### SOURCE MATERIAL
───
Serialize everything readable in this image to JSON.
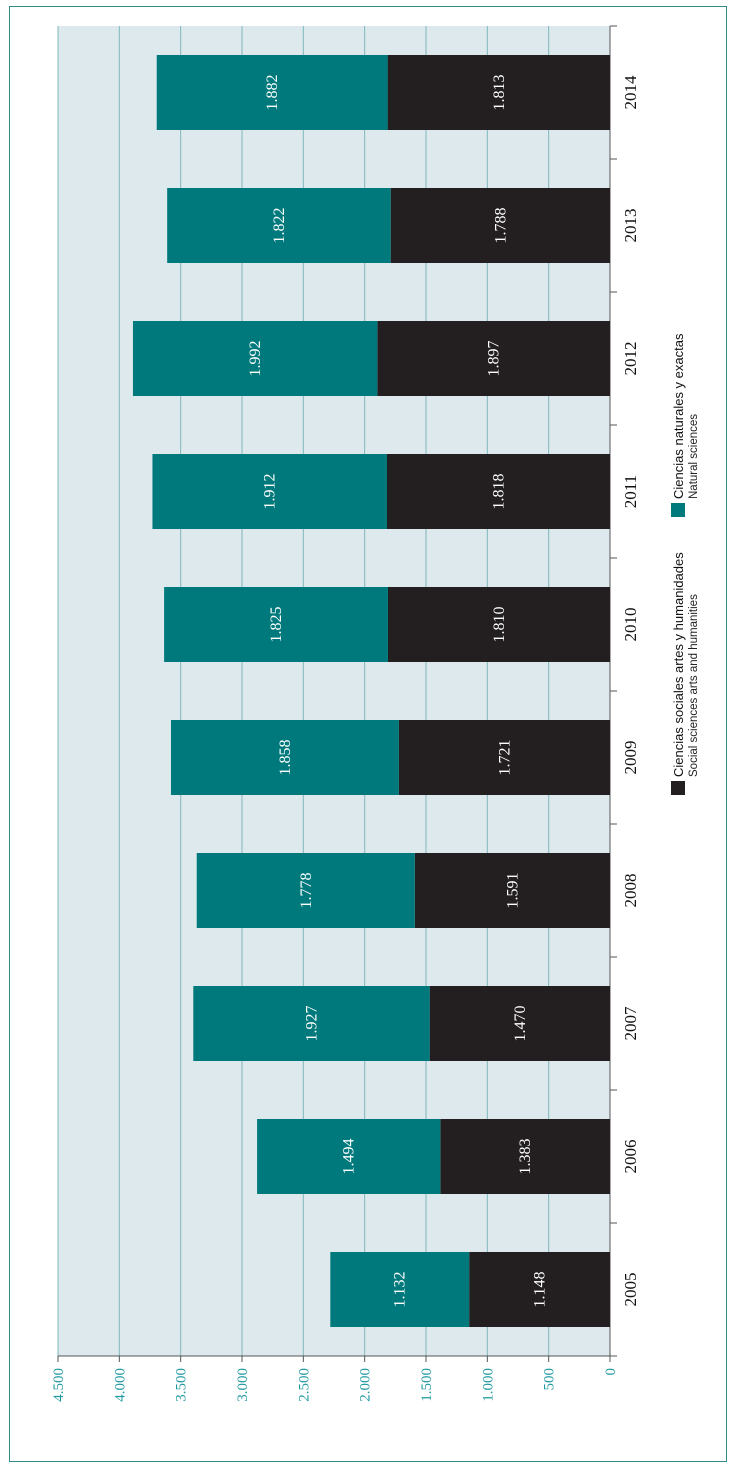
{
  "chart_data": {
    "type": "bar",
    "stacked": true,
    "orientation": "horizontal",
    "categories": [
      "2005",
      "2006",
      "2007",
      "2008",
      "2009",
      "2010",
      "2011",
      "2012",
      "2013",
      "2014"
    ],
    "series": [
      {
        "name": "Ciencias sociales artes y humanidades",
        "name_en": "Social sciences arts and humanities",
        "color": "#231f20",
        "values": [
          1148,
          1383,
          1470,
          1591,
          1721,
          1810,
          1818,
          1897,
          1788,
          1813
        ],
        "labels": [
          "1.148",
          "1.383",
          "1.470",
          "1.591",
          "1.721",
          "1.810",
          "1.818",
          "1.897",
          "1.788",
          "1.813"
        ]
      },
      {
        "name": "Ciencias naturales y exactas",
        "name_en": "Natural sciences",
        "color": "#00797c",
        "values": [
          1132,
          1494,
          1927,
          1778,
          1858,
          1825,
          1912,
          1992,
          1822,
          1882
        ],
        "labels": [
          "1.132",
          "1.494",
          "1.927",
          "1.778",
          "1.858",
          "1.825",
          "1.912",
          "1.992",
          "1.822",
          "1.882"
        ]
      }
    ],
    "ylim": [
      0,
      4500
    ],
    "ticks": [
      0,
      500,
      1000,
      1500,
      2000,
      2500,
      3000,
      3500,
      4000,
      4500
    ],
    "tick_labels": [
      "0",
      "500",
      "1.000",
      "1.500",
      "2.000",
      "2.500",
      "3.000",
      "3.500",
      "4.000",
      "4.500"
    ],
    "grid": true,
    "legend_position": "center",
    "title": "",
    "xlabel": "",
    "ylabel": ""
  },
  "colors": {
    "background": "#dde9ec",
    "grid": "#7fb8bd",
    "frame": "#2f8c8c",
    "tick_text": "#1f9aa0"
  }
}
───
### PROBLEM DESCRIPTION
Report each line of the material above where the word "sciences" appears.

### THE COMPLETED TASK
        "name_en": "Social sciences arts and humanities",
        "name_en": "Natural sciences",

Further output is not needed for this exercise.